EXERCISE PROMPT
Beneath this task is a listing. State how many of its lines include the string "JSON", giving nothing but the number.
********
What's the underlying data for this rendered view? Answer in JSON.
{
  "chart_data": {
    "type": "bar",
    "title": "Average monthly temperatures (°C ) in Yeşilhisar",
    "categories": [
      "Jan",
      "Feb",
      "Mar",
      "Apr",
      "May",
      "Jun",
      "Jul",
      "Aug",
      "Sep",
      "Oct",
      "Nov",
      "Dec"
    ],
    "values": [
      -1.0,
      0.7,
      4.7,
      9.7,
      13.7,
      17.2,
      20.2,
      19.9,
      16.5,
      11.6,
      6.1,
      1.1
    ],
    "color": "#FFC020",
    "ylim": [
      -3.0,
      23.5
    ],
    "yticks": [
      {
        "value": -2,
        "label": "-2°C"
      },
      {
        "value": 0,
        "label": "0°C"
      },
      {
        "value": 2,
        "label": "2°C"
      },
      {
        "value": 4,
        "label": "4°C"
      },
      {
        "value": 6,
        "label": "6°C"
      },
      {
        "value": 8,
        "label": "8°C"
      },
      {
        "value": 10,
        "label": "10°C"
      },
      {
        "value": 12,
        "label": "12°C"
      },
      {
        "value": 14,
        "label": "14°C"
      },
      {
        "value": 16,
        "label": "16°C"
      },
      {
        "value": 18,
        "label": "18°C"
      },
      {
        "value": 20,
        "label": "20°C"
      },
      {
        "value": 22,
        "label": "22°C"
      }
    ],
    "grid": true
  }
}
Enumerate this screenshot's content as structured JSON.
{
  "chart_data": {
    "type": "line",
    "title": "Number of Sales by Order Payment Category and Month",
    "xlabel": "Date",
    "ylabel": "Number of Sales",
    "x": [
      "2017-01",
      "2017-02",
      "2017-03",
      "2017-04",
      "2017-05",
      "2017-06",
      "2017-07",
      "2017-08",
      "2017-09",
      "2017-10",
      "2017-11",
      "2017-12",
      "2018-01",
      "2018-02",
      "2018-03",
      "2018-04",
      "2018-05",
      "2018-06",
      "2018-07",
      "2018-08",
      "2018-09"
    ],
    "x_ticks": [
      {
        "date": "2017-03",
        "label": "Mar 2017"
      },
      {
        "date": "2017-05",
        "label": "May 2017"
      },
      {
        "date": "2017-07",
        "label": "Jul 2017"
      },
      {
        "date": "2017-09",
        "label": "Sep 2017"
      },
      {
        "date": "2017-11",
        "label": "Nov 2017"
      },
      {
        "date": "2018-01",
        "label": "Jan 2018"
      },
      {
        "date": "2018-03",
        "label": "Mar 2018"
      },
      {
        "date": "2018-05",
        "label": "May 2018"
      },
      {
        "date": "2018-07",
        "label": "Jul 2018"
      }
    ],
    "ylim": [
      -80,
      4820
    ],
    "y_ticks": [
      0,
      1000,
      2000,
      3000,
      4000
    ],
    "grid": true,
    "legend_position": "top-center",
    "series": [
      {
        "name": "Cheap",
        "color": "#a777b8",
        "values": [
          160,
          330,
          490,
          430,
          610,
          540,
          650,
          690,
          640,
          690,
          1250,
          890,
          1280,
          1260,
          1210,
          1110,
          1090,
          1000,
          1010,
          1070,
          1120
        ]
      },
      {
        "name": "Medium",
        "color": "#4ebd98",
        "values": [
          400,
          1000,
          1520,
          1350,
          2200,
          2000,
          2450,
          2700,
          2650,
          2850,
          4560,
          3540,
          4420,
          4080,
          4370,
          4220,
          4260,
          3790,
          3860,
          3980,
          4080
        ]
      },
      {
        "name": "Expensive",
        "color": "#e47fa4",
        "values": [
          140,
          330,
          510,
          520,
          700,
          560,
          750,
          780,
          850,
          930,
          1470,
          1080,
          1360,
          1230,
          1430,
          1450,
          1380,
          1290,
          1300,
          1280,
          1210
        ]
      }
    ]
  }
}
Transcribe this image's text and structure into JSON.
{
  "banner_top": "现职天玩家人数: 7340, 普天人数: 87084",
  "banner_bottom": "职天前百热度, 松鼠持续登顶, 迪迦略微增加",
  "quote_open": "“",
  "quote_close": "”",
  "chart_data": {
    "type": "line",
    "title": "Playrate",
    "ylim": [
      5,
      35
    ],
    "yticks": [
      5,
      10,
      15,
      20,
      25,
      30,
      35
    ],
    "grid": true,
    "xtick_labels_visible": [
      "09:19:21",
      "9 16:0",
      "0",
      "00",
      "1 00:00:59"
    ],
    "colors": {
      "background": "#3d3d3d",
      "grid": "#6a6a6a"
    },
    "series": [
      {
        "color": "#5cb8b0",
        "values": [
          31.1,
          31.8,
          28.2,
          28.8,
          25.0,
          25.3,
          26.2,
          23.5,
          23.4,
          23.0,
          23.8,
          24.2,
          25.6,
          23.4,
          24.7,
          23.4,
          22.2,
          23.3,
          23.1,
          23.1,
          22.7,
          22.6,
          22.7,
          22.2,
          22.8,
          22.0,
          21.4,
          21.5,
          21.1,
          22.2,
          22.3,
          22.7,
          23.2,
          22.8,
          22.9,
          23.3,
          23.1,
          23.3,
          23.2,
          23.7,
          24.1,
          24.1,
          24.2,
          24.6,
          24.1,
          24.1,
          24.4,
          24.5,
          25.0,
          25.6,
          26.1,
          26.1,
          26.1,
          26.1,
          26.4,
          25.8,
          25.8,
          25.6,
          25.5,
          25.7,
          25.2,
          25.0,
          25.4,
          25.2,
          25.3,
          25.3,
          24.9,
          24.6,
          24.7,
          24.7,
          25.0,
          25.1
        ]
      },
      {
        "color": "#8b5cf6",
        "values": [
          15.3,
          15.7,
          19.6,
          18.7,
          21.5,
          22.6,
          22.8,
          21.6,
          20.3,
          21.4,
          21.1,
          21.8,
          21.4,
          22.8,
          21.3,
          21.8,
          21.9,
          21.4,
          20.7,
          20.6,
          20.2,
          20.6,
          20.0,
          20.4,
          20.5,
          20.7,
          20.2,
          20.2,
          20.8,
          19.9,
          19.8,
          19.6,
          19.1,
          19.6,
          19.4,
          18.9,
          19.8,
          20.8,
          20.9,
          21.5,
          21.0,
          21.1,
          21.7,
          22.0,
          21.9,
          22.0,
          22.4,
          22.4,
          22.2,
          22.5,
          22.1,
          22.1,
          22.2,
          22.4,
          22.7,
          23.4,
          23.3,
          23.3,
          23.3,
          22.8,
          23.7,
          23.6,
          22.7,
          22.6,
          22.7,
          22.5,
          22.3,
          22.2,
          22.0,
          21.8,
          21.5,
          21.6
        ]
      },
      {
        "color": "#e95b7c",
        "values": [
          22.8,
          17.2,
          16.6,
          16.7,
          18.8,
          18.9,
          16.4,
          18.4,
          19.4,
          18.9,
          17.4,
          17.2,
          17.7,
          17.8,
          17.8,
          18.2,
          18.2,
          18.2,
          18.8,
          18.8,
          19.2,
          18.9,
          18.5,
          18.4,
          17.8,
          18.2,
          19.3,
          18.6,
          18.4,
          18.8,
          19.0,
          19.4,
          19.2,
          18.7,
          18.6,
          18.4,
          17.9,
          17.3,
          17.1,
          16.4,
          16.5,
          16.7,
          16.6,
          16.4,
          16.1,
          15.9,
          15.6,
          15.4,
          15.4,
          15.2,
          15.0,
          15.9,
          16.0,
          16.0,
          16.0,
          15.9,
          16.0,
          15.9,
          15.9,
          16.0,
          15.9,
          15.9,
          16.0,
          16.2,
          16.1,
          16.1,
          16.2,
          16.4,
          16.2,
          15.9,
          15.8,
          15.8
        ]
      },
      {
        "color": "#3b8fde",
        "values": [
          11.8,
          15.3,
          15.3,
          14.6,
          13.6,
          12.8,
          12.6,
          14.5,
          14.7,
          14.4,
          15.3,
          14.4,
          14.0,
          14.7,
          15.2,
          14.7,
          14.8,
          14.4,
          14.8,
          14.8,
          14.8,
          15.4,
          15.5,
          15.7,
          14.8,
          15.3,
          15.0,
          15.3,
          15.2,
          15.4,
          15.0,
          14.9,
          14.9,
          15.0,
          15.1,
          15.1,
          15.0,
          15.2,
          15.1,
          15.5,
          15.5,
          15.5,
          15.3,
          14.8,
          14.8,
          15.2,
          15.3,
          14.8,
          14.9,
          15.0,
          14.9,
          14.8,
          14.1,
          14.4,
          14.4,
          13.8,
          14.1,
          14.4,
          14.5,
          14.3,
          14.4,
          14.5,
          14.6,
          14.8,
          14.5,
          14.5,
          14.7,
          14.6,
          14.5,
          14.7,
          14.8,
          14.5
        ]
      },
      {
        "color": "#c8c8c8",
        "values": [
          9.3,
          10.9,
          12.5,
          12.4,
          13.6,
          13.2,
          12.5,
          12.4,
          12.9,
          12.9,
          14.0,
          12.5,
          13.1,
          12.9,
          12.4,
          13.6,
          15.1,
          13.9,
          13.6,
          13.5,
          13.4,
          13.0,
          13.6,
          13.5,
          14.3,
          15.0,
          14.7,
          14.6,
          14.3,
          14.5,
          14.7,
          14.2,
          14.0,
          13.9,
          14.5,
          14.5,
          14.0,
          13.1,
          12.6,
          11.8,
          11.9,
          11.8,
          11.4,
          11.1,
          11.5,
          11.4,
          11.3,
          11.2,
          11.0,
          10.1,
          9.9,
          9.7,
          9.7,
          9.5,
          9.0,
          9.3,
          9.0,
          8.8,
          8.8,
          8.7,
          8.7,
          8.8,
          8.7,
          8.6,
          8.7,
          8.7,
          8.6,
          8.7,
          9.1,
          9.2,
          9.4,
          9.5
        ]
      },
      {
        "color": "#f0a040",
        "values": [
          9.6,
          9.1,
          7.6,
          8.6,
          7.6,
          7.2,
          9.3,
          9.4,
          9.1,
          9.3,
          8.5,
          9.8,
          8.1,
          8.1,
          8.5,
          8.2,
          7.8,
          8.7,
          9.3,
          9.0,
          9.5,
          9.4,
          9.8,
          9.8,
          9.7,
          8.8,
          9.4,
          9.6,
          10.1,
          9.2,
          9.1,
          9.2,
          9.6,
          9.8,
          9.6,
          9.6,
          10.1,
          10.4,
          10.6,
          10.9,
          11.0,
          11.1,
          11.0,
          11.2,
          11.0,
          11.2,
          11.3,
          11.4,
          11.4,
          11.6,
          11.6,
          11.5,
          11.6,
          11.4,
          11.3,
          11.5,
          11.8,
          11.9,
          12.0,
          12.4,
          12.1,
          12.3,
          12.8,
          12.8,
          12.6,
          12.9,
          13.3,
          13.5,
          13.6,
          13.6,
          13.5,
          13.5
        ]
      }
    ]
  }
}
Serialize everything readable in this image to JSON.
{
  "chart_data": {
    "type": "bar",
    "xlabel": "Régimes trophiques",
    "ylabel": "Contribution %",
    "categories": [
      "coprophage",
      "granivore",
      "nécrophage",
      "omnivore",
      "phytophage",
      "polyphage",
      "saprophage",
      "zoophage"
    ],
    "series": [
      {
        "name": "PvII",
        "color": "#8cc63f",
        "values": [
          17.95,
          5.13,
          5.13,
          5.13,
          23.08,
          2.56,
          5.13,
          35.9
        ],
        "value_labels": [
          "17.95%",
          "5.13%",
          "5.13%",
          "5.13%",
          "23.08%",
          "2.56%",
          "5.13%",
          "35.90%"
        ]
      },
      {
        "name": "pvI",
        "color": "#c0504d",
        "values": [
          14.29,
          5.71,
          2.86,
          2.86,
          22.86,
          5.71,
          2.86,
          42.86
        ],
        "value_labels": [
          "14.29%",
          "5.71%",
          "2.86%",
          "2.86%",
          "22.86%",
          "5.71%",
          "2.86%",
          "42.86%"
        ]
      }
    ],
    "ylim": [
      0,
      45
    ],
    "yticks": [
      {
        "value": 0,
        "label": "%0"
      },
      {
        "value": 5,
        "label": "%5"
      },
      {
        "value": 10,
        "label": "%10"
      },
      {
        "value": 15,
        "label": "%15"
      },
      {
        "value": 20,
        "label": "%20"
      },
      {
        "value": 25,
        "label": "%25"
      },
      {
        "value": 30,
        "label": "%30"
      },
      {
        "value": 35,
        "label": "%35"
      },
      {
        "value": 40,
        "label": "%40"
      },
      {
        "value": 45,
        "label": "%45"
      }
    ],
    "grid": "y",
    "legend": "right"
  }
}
********
COMPLETE OUTPUT
4